The request:
Word for word, set down the records and skip each picture.

Records for this task:
■ ■ ■
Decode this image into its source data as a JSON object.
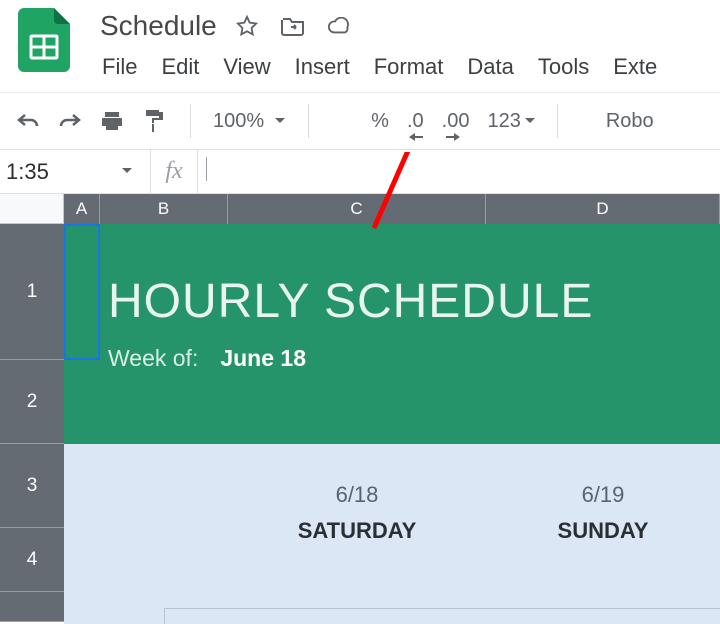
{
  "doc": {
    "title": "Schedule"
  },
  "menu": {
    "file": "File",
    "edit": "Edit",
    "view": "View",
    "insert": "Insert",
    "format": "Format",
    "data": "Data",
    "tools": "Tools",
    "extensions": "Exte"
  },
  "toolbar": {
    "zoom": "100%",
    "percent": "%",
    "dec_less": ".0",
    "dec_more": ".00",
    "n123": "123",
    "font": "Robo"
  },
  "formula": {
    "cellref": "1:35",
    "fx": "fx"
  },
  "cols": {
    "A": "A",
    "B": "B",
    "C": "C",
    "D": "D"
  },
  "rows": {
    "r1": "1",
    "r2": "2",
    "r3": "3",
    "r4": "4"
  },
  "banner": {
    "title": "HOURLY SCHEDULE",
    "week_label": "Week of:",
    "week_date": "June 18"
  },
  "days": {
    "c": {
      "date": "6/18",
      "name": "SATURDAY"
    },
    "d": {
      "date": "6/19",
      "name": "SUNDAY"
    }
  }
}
■ ■ ■
Response to the task:
Decode this image into its source data as a JSON object.
{
  "doc": {
    "title": "Schedule"
  },
  "menu": {
    "file": "File",
    "edit": "Edit",
    "view": "View",
    "insert": "Insert",
    "format": "Format",
    "data": "Data",
    "tools": "Tools",
    "extensions": "Exte"
  },
  "toolbar": {
    "zoom": "100%",
    "percent": "%",
    "dec_less": ".0",
    "dec_more": ".00",
    "n123": "123",
    "font": "Robo"
  },
  "formula": {
    "cellref": "1:35",
    "fx": "fx"
  },
  "cols": {
    "A": "A",
    "B": "B",
    "C": "C",
    "D": "D"
  },
  "rows": {
    "r1": "1",
    "r2": "2",
    "r3": "3",
    "r4": "4"
  },
  "banner": {
    "title": "HOURLY SCHEDULE",
    "week_label": "Week of:",
    "week_date": "June 18"
  },
  "days": {
    "c": {
      "date": "6/18",
      "name": "SATURDAY"
    },
    "d": {
      "date": "6/19",
      "name": "SUNDAY"
    }
  }
}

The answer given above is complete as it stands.